### Testo fornito

Francesco e Lucio: «quella notte c’eravamo anche noi»
Quelle che seguono sono le parole scelte da Lucio e Francesco per raccontare, lo scorso 23 aprile in tribunale, quella notte del maggio 2013 e chiarire che c’erano anche loro a sabotare il cantiere del Tav di Chiomonte.
«Da alcune frasi, rubate alla mia voce, si è voluto dedurre di tutto e di più, si sono esaltati o sminuiti vari passaggi, a seconda del bisogno dell’accusa.
Se prendo la parola oggi è perché voglio ribadire quella che è la realtà.
Io c’ero.
Quella bellissima notte di maggio mi sono incamminato sui sentieri della Valsusa determinato a sabotare il cantiere TAV di Chiomonte.
Ho scelto di colpirne i macchinari senza mettere a rischio l’incolumità di chi, pure, quei macchinari manovra o difende.
Quella notte i fatti hanno espresso le intenzioni, e il valore del gesto ha permesso di superare ogni paura.

### Obiettivo 1
Estrai senza modifiche le righe delle voci dall'inizio fino alla riga che contiene "zoom-out-button[interactable]: ⊖ (125, 51, 149, 73)", inclusa anche quest'ultima.
Il testo e le voci non hanno alcun legame tra loro.

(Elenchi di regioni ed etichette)
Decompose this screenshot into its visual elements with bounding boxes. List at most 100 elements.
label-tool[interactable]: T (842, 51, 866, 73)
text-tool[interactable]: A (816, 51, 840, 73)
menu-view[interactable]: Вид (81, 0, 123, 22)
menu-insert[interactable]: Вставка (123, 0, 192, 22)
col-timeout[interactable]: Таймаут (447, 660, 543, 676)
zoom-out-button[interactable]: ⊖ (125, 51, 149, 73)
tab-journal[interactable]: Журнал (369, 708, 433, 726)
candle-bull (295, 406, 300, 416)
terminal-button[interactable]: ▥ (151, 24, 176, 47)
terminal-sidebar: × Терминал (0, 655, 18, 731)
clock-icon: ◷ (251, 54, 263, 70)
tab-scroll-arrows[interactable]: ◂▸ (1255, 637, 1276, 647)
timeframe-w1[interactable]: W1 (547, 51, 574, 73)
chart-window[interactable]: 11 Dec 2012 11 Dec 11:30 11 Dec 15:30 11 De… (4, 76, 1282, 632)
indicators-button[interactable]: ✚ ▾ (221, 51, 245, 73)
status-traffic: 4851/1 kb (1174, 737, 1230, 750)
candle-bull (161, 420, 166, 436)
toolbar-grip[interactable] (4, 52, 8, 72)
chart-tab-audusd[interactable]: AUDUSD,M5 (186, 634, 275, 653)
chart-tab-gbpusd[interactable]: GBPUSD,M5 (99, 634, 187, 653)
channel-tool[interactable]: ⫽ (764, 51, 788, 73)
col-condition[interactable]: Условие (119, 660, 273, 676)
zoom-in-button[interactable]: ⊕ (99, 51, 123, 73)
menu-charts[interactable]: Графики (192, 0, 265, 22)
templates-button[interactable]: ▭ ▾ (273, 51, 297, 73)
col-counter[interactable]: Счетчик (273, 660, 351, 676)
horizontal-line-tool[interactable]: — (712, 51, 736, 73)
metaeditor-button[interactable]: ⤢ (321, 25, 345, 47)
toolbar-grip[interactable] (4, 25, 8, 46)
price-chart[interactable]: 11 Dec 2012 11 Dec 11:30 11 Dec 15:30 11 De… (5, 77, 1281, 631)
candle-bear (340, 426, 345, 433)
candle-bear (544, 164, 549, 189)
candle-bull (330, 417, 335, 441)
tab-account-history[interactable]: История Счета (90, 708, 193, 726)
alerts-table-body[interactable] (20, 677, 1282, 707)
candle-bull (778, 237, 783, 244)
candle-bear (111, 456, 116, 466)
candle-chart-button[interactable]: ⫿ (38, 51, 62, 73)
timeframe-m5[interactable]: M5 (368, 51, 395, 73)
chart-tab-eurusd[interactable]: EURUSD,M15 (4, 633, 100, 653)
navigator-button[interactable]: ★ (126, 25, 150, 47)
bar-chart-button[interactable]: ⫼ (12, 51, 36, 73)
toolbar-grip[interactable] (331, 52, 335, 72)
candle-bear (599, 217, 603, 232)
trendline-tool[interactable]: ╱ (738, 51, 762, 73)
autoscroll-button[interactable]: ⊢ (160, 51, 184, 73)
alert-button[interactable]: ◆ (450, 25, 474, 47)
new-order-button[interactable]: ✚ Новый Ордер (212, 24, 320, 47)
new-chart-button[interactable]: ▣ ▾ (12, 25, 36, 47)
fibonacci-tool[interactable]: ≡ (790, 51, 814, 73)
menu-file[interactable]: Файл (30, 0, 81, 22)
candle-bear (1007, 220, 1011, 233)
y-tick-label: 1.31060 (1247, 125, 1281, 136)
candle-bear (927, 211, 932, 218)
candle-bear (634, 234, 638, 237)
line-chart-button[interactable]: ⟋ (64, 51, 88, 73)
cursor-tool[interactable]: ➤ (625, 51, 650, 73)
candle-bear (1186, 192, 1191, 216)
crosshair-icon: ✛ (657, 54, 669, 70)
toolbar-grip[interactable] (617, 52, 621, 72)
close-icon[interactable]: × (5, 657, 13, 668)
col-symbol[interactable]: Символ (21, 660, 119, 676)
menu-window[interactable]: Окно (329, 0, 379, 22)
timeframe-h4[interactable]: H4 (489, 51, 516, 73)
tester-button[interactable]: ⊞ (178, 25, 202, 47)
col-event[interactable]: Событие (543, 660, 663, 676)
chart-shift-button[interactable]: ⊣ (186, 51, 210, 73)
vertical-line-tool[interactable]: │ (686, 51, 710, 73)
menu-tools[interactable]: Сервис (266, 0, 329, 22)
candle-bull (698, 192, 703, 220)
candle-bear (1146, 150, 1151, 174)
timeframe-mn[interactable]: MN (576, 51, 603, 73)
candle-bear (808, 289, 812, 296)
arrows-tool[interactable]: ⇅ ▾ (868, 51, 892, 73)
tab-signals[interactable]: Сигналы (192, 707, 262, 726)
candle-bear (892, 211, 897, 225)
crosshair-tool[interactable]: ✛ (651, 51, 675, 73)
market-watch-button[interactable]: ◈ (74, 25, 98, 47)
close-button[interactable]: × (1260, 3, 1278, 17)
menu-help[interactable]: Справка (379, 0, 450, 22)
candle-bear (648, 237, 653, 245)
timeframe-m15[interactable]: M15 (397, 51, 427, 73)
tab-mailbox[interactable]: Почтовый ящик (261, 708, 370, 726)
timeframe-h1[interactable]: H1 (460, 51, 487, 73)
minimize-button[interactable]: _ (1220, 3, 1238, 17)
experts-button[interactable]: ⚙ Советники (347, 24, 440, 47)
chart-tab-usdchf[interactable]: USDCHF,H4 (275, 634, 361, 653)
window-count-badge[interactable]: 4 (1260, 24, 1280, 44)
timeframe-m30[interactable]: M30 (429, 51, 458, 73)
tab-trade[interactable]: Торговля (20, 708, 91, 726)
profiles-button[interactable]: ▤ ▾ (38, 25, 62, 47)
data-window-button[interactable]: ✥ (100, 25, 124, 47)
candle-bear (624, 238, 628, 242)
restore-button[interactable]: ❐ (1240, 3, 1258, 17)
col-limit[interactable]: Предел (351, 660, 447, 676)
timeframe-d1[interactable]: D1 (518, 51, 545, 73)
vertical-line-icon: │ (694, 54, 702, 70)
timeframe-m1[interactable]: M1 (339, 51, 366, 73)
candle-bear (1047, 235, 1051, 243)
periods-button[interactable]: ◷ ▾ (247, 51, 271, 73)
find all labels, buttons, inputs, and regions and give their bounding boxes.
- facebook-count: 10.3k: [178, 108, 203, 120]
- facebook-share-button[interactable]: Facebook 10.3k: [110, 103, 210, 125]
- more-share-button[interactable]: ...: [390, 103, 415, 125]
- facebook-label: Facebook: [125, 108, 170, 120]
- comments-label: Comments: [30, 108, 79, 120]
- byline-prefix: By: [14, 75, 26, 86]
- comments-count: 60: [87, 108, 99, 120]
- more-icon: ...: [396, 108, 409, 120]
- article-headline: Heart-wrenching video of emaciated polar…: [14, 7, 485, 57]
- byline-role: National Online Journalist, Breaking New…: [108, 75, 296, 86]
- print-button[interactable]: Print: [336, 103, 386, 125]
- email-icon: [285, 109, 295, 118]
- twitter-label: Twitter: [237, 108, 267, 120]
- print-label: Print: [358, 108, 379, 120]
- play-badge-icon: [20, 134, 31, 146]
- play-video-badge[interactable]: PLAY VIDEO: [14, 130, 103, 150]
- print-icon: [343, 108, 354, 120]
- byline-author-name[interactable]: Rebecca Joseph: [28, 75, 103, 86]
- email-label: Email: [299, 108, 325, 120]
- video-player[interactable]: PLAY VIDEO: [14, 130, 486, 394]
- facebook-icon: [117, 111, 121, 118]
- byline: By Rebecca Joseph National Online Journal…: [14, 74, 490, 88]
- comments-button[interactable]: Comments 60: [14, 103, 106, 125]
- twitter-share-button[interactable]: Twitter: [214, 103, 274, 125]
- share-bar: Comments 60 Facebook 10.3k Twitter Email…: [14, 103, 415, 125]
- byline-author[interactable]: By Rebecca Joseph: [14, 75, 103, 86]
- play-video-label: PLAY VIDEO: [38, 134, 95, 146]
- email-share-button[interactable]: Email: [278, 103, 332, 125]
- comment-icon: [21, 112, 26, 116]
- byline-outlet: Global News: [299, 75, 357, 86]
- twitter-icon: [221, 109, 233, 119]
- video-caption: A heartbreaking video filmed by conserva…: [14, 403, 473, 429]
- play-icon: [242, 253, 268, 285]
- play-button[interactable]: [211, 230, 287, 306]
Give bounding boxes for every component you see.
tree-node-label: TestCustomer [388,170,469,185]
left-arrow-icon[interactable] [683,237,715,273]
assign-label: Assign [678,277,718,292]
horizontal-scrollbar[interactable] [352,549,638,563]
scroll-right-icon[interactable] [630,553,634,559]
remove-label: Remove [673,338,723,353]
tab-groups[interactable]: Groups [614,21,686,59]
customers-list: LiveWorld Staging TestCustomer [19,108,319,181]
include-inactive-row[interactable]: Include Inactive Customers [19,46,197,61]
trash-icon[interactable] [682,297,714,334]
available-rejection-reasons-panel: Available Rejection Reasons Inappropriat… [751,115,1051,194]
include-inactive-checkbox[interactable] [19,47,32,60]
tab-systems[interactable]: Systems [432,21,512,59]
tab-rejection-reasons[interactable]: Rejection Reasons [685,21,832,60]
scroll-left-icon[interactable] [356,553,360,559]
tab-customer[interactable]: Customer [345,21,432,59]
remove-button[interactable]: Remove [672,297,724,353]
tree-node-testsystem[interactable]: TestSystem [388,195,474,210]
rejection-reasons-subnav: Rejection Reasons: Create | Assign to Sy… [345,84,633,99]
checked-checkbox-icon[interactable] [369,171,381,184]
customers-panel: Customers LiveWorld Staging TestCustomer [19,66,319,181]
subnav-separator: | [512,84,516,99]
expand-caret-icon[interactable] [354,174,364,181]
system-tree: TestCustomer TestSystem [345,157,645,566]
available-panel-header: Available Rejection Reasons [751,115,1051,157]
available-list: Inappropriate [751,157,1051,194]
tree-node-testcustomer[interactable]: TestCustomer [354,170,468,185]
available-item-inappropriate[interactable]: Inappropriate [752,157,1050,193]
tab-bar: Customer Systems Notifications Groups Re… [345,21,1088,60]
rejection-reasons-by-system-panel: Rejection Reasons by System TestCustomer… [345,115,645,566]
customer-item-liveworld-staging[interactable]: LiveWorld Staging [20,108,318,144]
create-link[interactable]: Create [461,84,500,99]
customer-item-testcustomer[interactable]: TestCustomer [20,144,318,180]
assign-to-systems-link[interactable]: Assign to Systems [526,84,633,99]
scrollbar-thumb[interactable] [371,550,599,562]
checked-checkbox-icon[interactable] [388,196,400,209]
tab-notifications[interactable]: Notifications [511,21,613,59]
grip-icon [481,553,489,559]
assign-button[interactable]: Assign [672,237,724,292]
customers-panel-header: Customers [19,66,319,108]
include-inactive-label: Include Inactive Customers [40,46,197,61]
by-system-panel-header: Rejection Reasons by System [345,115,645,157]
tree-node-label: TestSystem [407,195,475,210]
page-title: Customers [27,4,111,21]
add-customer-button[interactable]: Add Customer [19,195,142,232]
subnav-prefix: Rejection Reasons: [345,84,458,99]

### Obiettivo 2
Copia per intero e senza cambiare nulla il testo su Francesco e Lucio.

### Risposta completa 1
Decompose this screenshot into its visual elements with bounding boxes. List at most 100 elements.
label-tool[interactable]: T (842, 51, 866, 73)
text-tool[interactable]: A (816, 51, 840, 73)
menu-view[interactable]: Вид (81, 0, 123, 22)
menu-insert[interactable]: Вставка (123, 0, 192, 22)
col-timeout[interactable]: Таймаут (447, 660, 543, 676)
zoom-out-button[interactable]: ⊖ (125, 51, 149, 73)

### Risposta completa 2
Francesco e Lucio: «quella notte c’eravamo anche noi»
Quelle che seguono sono le parole scelte da Lucio e Francesco per raccontare, lo scorso 23 aprile in tribunale, quella notte del maggio 2013 e chiarire che c’erano anche loro a sabotare il cantiere del Tav di Chiomonte.
«Da alcune frasi, rubate alla mia voce, si è voluto dedurre di tutto e di più, si sono esaltati o sminuiti vari passaggi, a seconda del bisogno dell’accusa.
Se prendo la parola oggi è perché voglio ribadire quella che è la realtà.
Io c’ero.
Quella bellissima notte di maggio mi sono incamminato sui sentieri della Valsusa determinato a sabotare il cantiere TAV di Chiomonte.
Ho scelto di colpirne i macchinari senza mettere a rischio l’incolumità di chi, pure, quei macchinari manovra o difende.
Quella notte i fatti hanno espresso le intenzioni, e il valore del gesto ha permesso di superare ogni paura.